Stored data
begin
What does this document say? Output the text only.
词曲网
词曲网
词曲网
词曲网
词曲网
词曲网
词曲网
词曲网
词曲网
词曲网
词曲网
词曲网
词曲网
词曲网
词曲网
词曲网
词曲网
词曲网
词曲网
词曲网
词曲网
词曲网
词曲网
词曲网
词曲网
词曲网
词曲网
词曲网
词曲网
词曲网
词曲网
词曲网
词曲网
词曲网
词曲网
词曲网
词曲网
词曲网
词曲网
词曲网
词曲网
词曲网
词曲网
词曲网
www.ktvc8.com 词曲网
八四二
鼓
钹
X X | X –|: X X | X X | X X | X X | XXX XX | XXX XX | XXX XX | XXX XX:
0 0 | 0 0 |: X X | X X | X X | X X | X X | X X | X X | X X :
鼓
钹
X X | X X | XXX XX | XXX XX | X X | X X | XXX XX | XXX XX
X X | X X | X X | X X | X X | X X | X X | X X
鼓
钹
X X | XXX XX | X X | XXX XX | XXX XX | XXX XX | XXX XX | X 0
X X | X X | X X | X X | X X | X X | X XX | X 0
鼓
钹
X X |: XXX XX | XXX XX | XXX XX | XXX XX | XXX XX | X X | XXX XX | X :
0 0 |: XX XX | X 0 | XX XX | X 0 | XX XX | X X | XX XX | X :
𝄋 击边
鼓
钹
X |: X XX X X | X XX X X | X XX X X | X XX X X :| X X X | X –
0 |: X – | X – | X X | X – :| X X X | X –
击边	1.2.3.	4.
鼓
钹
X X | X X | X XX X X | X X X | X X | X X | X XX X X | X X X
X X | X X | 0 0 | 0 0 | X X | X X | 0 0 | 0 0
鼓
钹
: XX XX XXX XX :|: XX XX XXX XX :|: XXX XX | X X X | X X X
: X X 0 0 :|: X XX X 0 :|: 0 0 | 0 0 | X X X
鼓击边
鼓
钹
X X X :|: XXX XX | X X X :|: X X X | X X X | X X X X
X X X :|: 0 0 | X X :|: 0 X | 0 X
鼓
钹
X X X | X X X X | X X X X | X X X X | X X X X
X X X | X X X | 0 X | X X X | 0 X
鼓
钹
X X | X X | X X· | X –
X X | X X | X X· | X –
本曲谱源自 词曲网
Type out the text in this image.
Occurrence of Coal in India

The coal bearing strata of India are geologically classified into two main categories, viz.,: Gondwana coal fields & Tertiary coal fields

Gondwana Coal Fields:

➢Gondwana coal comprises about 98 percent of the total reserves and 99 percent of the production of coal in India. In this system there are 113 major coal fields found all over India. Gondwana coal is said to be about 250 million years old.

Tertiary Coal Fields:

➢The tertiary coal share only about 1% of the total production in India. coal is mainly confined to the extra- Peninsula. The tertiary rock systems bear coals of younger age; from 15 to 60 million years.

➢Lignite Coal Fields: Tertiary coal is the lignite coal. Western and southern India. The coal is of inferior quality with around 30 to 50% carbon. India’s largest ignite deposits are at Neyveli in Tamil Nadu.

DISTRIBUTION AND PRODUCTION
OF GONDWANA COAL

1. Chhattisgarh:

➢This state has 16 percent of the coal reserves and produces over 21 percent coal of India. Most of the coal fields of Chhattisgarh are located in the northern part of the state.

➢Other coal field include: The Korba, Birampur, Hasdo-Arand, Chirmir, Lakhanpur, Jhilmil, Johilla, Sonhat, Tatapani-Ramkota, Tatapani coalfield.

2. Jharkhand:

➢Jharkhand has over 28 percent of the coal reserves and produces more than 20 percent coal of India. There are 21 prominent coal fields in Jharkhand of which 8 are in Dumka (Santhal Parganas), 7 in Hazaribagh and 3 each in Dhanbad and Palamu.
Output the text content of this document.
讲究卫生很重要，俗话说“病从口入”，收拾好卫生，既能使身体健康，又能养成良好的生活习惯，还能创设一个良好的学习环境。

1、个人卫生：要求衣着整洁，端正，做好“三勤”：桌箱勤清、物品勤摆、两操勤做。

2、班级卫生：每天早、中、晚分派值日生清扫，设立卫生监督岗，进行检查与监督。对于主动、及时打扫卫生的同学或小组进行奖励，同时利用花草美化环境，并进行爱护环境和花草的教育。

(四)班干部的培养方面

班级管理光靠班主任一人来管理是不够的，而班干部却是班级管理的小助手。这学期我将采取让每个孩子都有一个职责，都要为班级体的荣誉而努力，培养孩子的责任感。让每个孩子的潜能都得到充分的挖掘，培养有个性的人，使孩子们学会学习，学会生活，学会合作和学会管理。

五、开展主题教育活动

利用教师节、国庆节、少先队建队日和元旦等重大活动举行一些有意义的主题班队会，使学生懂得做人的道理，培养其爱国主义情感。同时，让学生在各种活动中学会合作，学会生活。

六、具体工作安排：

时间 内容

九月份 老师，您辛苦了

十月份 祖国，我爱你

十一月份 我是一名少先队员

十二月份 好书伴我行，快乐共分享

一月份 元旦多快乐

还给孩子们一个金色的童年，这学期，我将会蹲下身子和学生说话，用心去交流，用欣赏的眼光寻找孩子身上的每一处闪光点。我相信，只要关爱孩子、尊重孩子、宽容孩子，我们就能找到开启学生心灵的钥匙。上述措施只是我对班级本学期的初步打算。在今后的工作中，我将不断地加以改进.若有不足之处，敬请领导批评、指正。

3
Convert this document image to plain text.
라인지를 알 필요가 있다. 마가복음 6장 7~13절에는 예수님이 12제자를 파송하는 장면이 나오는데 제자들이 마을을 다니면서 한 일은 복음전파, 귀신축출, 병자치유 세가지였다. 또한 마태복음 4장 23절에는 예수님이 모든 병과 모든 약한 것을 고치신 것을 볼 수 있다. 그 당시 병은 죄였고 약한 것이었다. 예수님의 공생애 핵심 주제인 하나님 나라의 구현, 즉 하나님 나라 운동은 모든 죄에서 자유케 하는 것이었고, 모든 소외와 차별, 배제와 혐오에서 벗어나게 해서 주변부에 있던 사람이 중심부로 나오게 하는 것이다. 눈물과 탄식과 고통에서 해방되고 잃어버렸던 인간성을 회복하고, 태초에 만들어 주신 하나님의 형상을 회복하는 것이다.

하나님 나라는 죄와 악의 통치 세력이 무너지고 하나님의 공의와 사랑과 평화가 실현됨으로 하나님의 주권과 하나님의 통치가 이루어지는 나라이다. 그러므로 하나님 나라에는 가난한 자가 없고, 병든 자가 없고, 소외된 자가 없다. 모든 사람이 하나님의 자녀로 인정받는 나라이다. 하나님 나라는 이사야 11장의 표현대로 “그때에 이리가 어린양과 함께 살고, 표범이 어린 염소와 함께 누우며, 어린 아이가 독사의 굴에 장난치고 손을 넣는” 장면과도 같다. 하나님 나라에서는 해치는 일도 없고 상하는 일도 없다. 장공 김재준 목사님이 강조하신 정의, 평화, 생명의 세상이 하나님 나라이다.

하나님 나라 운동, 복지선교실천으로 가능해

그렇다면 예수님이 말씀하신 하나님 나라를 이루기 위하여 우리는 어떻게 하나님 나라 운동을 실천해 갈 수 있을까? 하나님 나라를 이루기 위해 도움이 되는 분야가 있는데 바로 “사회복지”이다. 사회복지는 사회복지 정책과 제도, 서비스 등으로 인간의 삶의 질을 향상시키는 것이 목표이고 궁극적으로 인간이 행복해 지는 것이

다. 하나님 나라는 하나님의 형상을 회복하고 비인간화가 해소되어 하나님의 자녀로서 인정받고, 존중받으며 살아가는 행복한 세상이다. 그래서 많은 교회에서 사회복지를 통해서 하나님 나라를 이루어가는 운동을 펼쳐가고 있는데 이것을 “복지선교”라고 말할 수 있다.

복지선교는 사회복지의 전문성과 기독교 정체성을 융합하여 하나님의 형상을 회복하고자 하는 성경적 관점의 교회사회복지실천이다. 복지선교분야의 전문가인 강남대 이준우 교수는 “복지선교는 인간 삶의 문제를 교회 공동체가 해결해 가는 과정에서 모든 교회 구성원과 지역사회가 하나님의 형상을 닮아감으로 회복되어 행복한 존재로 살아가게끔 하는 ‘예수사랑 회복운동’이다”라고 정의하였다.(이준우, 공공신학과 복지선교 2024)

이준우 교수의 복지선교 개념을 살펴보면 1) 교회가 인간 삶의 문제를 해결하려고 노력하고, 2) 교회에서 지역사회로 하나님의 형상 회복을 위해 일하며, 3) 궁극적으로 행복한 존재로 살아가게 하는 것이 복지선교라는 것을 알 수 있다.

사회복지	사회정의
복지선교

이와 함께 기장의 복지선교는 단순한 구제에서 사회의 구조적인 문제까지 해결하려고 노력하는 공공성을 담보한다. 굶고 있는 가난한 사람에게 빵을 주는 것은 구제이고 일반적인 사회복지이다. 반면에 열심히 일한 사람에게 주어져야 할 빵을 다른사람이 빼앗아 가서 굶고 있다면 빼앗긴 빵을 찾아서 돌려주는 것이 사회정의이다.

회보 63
end
Please extract exactly, and only, the lines from the line containing "Convert this document image to plain text." through the last line of the records.

FINAL RESULT.
Convert this document image to plain text.
라인지를 알 필요가 있다. 마가복음 6장 7~13절에는 예수님이 12제자를 파송하는 장면이 나오는데 제자들이 마을을 다니면서 한 일은 복음전파, 귀신축출, 병자치유 세가지였다. 또한 마태복음 4장 23절에는 예수님이 모든 병과 모든 약한 것을 고치신 것을 볼 수 있다. 그 당시 병은 죄였고 약한 것이었다. 예수님의 공생애 핵심 주제인 하나님 나라의 구현, 즉 하나님 나라 운동은 모든 죄에서 자유케 하는 것이었고, 모든 소외와 차별, 배제와 혐오에서 벗어나게 해서 주변부에 있던 사람이 중심부로 나오게 하는 것이다. 눈물과 탄식과 고통에서 해방되고 잃어버렸던 인간성을 회복하고, 태초에 만들어 주신 하나님의 형상을 회복하는 것이다.

하나님 나라는 죄와 악의 통치 세력이 무너지고 하나님의 공의와 사랑과 평화가 실현됨으로 하나님의 주권과 하나님의 통치가 이루어지는 나라이다. 그러므로 하나님 나라에는 가난한 자가 없고, 병든 자가 없고, 소외된 자가 없다. 모든 사람이 하나님의 자녀로 인정받는 나라이다. 하나님 나라는 이사야 11장의 표현대로 “그때에 이리가 어린양과 함께 살고, 표범이 어린 염소와 함께 누우며, 어린 아이가 독사의 굴에 장난치고 손을 넣는” 장면과도 같다. 하나님 나라에서는 해치는 일도 없고 상하는 일도 없다. 장공 김재준 목사님이 강조하신 정의, 평화, 생명의 세상이 하나님 나라이다.

하나님 나라 운동, 복지선교실천으로 가능해

그렇다면 예수님이 말씀하신 하나님 나라를 이루기 위하여 우리는 어떻게 하나님 나라 운동을 실천해 갈 수 있을까? 하나님 나라를 이루기 위해 도움이 되는 분야가 있는데 바로 “사회복지”이다. 사회복지는 사회복지 정책과 제도, 서비스 등으로 인간의 삶의 질을 향상시키는 것이 목표이고 궁극적으로 인간이 행복해 지는 것이

다. 하나님 나라는 하나님의 형상을 회복하고 비인간화가 해소되어 하나님의 자녀로서 인정받고, 존중받으며 살아가는 행복한 세상이다. 그래서 많은 교회에서 사회복지를 통해서 하나님 나라를 이루어가는 운동을 펼쳐가고 있는데 이것을 “복지선교”라고 말할 수 있다.

복지선교는 사회복지의 전문성과 기독교 정체성을 융합하여 하나님의 형상을 회복하고자 하는 성경적 관점의 교회사회복지실천이다. 복지선교분야의 전문가인 강남대 이준우 교수는 “복지선교는 인간 삶의 문제를 교회 공동체가 해결해 가는 과정에서 모든 교회 구성원과 지역사회가 하나님의 형상을 닮아감으로 회복되어 행복한 존재로 살아가게끔 하는 ‘예수사랑 회복운동’이다”라고 정의하였다.(이준우, 공공신학과 복지선교 2024)

이준우 교수의 복지선교 개념을 살펴보면 1) 교회가 인간 삶의 문제를 해결하려고 노력하고, 2) 교회에서 지역사회로 하나님의 형상 회복을 위해 일하며, 3) 궁극적으로 행복한 존재로 살아가게 하는 것이 복지선교라는 것을 알 수 있다.

사회복지	사회정의
복지선교

이와 함께 기장의 복지선교는 단순한 구제에서 사회의 구조적인 문제까지 해결하려고 노력하는 공공성을 담보한다. 굶고 있는 가난한 사람에게 빵을 주는 것은 구제이고 일반적인 사회복지이다. 반면에 열심히 일한 사람에게 주어져야 할 빵을 다른사람이 빼앗아 가서 굶고 있다면 빼앗긴 빵을 찾아서 돌려주는 것이 사회정의이다.

회보 63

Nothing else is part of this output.